___ Material provided

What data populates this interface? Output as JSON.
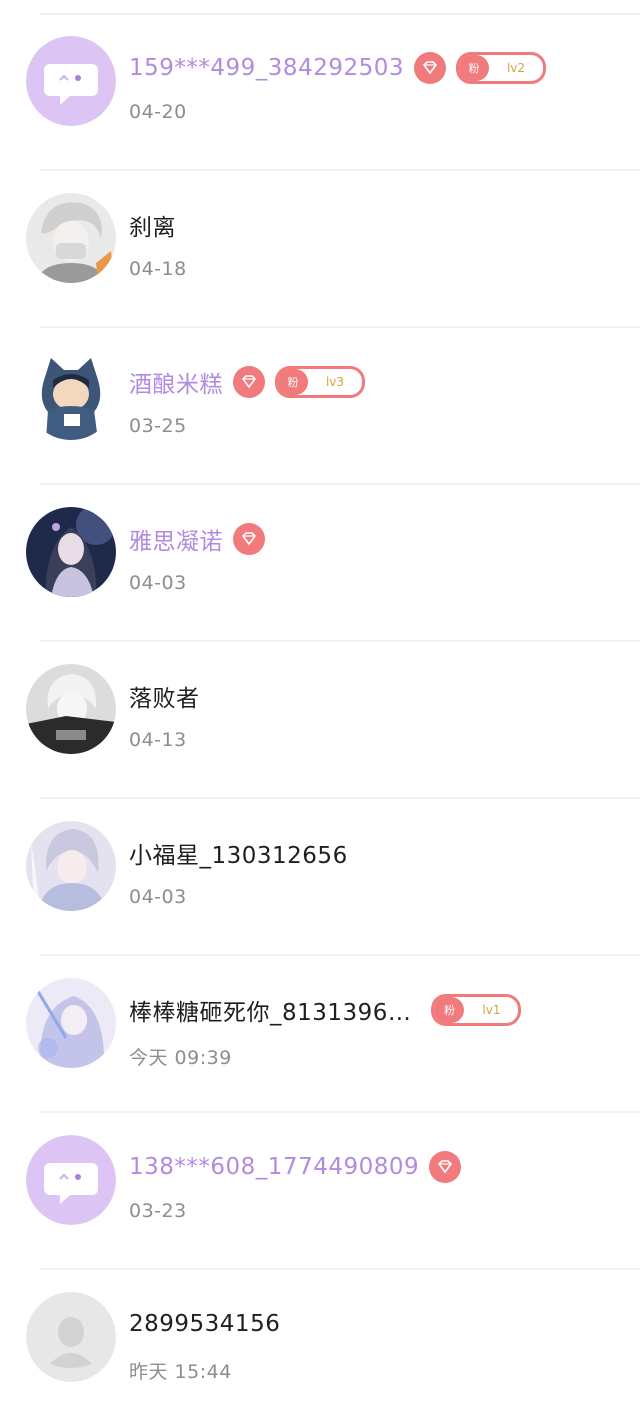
{
  "colors": {
    "vip_name": "#b18be0",
    "normal_name": "#1f1f1f",
    "time": "#8d8d8d",
    "badge": "#f07a7c",
    "fan_level_text": "#d9a23f"
  },
  "fan_badge_tag": "粉",
  "contacts": [
    {
      "name": "159***499_384292503",
      "time": "04-20",
      "vip": true,
      "fan_level": "lv2",
      "avatar_icon": "chat-bubble-avatar-icon"
    },
    {
      "name": "刹离",
      "time": "04-18",
      "vip": false,
      "fan_level": null,
      "avatar_icon": "user-photo-avatar"
    },
    {
      "name": "酒酿米糕",
      "time": "03-25",
      "vip": true,
      "fan_level": "lv3",
      "avatar_icon": "user-photo-avatar"
    },
    {
      "name": "雅思凝诺",
      "time": "04-03",
      "vip": true,
      "fan_level": null,
      "avatar_icon": "user-photo-avatar"
    },
    {
      "name": "落败者",
      "time": "04-13",
      "vip": false,
      "fan_level": null,
      "avatar_icon": "user-photo-avatar"
    },
    {
      "name": "小福星_130312656",
      "time": "04-03",
      "vip": false,
      "fan_level": null,
      "avatar_icon": "user-photo-avatar"
    },
    {
      "name": "棒棒糖砸死你_8131396…",
      "time": "今天 09:39",
      "vip": false,
      "fan_level": "lv1",
      "avatar_icon": "user-photo-avatar"
    },
    {
      "name": "138***608_1774490809",
      "time": "03-23",
      "vip": true,
      "fan_level": null,
      "avatar_icon": "chat-bubble-avatar-icon"
    },
    {
      "name": "2899534156",
      "time": "昨天 15:44",
      "vip": false,
      "fan_level": null,
      "avatar_icon": "default-person-avatar-icon"
    }
  ]
}
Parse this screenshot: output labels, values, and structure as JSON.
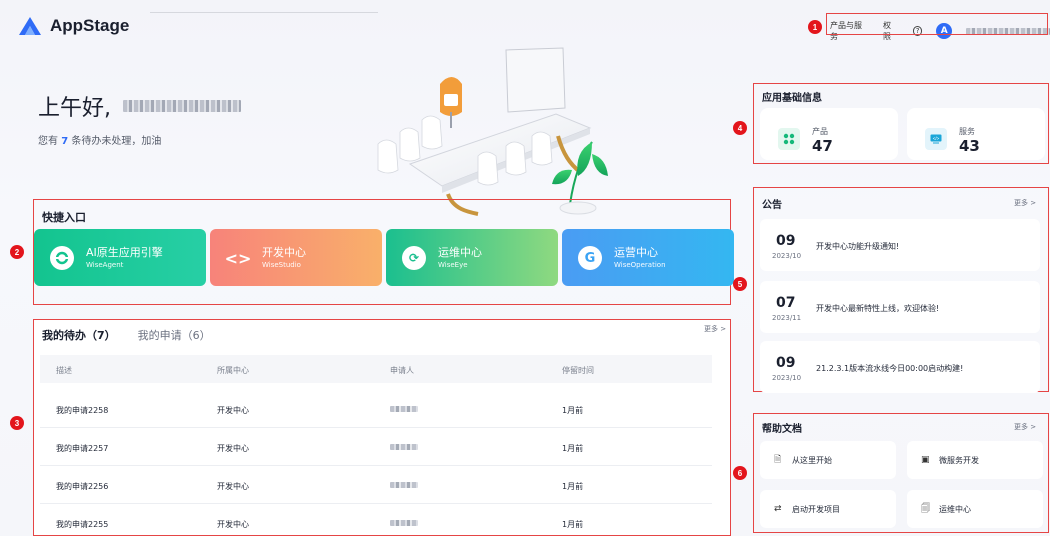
{
  "header": {
    "app_name": "AppStage",
    "links": [
      "产品与服务",
      "权限"
    ],
    "help_icon": "?",
    "avatar_letter": "A"
  },
  "greeting": {
    "hello": "上午好,",
    "todo_prefix": "您有",
    "todo_count": "7",
    "todo_suffix": "条待办未处理，加油"
  },
  "quick": {
    "title": "快捷入口",
    "cards": [
      {
        "name": "AI原生应用引擎",
        "sub": "WiseAgent",
        "icon": "ai-engine-icon",
        "color": "#16c79a"
      },
      {
        "name": "开发中心",
        "sub": "WiseStudio",
        "icon": "code-icon",
        "color": "#f58a6b"
      },
      {
        "name": "运维中心",
        "sub": "WiseEye",
        "icon": "ops-icon",
        "color": "#27c7a0"
      },
      {
        "name": "运营中心",
        "sub": "WiseOperation",
        "icon": "operation-icon",
        "color": "#3aa3f4"
      }
    ]
  },
  "todo": {
    "tab_active": "我的待办（7）",
    "tab_other": "我的申请（6）",
    "more": "更多 >",
    "columns": [
      "描述",
      "所属中心",
      "申请人",
      "停留时间"
    ],
    "rows": [
      {
        "desc": "我的申请2258",
        "center": "开发中心",
        "time": "1月前"
      },
      {
        "desc": "我的申请2257",
        "center": "开发中心",
        "time": "1月前"
      },
      {
        "desc": "我的申请2256",
        "center": "开发中心",
        "time": "1月前"
      },
      {
        "desc": "我的申请2255",
        "center": "开发中心",
        "time": "1月前"
      }
    ]
  },
  "app_info": {
    "title": "应用基础信息",
    "products_label": "产品",
    "products_value": "47",
    "services_label": "服务",
    "services_value": "43"
  },
  "notices": {
    "title": "公告",
    "more": "更多 >",
    "items": [
      {
        "day": "09",
        "ym": "2023/10",
        "text": "开发中心功能升级通知!"
      },
      {
        "day": "07",
        "ym": "2023/11",
        "text": "开发中心最新特性上线，欢迎体验!"
      },
      {
        "day": "09",
        "ym": "2023/10",
        "text": "21.2.3.1版本流水线今日00:00启动构建!"
      }
    ]
  },
  "docs": {
    "title": "帮助文档",
    "more": "更多 >",
    "items": [
      "从这里开始",
      "微服务开发",
      "启动开发项目",
      "运维中心"
    ]
  },
  "markers": [
    "1",
    "2",
    "3",
    "4",
    "5",
    "6"
  ]
}
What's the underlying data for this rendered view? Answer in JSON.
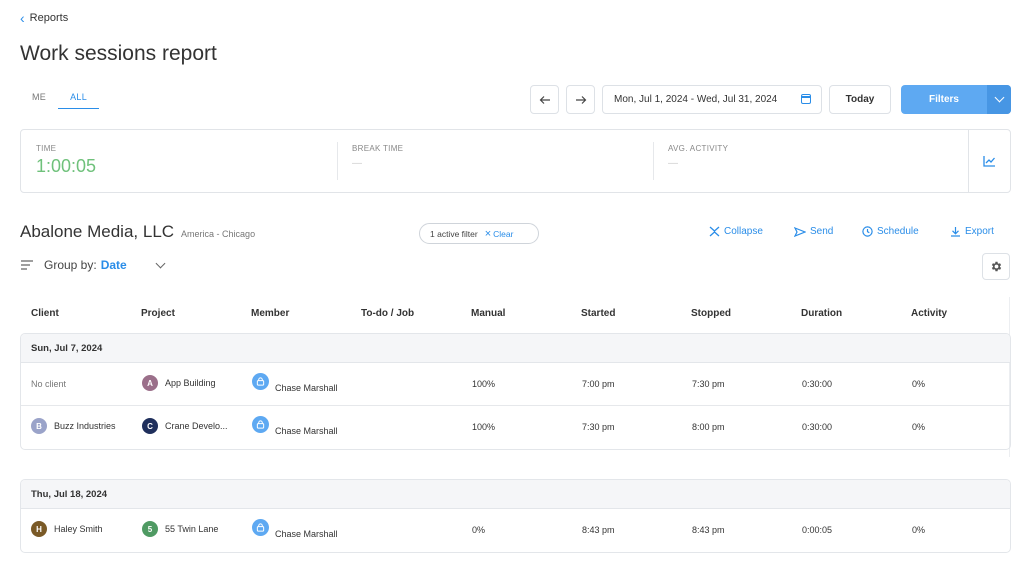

______

■ Directions
Quote each record exactly as it stands, minus the pictures.

■ Completed task
What data populates this interface? Output as JSON.
{
  "colors": {
    "vip_name": "#b18be0",
    "normal_name": "#1f1f1f",
    "time": "#8d8d8d",
    "badge": "#f07a7c",
    "fan_level_text": "#d9a23f"
  },
  "fan_badge_tag": "粉",
  "contacts": [
    {
      "name": "159***499_384292503",
      "time": "04-20",
      "vip": true,
      "fan_level": "lv2",
      "avatar_icon": "chat-bubble-avatar-icon"
    },
    {
      "name": "刹离",
      "time": "04-18",
      "vip": false,
      "fan_level": null,
      "avatar_icon": "user-photo-avatar"
    },
    {
      "name": "酒酿米糕",
      "time": "03-25",
      "vip": true,
      "fan_level": "lv3",
      "avatar_icon": "user-photo-avatar"
    },
    {
      "name": "雅思凝诺",
      "time": "04-03",
      "vip": true,
      "fan_level": null,
      "avatar_icon": "user-photo-avatar"
    },
    {
      "name": "落败者",
      "time": "04-13",
      "vip": false,
      "fan_level": null,
      "avatar_icon": "user-photo-avatar"
    },
    {
      "name": "小福星_130312656",
      "time": "04-03",
      "vip": false,
      "fan_level": null,
      "avatar_icon": "user-photo-avatar"
    },
    {
      "name": "棒棒糖砸死你_8131396…",
      "time": "今天 09:39",
      "vip": false,
      "fan_level": "lv1",
      "avatar_icon": "user-photo-avatar"
    },
    {
      "name": "138***608_1774490809",
      "time": "03-23",
      "vip": true,
      "fan_level": null,
      "avatar_icon": "chat-bubble-avatar-icon"
    },
    {
      "name": "2899534156",
      "time": "昨天 15:44",
      "vip": false,
      "fan_level": null,
      "avatar_icon": "default-person-avatar-icon"
    }
  ]
}
Parse this screenshot: output labels, values, and structure as JSON.
{
  "header": {
    "app_name": "AppStage",
    "links": [
      "产品与服务",
      "权限"
    ],
    "help_icon": "?",
    "avatar_letter": "A"
  },
  "greeting": {
    "hello": "上午好,",
    "todo_prefix": "您有",
    "todo_count": "7",
    "todo_suffix": "条待办未处理，加油"
  },
  "quick": {
    "title": "快捷入口",
    "cards": [
      {
        "name": "AI原生应用引擎",
        "sub": "WiseAgent",
        "icon": "ai-engine-icon",
        "color": "#16c79a"
      },
      {
        "name": "开发中心",
        "sub": "WiseStudio",
        "icon": "code-icon",
        "color": "#f58a6b"
      },
      {
        "name": "运维中心",
        "sub": "WiseEye",
        "icon": "ops-icon",
        "color": "#27c7a0"
      },
      {
        "name": "运营中心",
        "sub": "WiseOperation",
        "icon": "operation-icon",
        "color": "#3aa3f4"
      }
    ]
  },
  "todo": {
    "tab_active": "我的待办（7）",
    "tab_other": "我的申请（6）",
    "more": "更多 >",
    "columns": [
      "描述",
      "所属中心",
      "申请人",
      "停留时间"
    ],
    "rows": [
      {
        "desc": "我的申请2258",
        "center": "开发中心",
        "time": "1月前"
      },
      {
        "desc": "我的申请2257",
        "center": "开发中心",
        "time": "1月前"
      },
      {
        "desc": "我的申请2256",
        "center": "开发中心",
        "time": "1月前"
      },
      {
        "desc": "我的申请2255",
        "center": "开发中心",
        "time": "1月前"
      }
    ]
  },
  "app_info": {
    "title": "应用基础信息",
    "products_label": "产品",
    "products_value": "47",
    "services_label": "服务",
    "services_value": "43"
  },
  "notices": {
    "title": "公告",
    "more": "更多 >",
    "items": [
      {
        "day": "09",
        "ym": "2023/10",
        "text": "开发中心功能升级通知!"
      },
      {
        "day": "07",
        "ym": "2023/11",
        "text": "开发中心最新特性上线，欢迎体验!"
      },
      {
        "day": "09",
        "ym": "2023/10",
        "text": "21.2.3.1版本流水线今日00:00启动构建!"
      }
    ]
  },
  "docs": {
    "title": "帮助文档",
    "more": "更多 >",
    "items": [
      "从这里开始",
      "微服务开发",
      "启动开发项目",
      "运维中心"
    ]
  },
  "markers": [
    "1",
    "2",
    "3",
    "4",
    "5",
    "6"
  ]
}
What's the underlying data for this rendered view? Answer in JSON.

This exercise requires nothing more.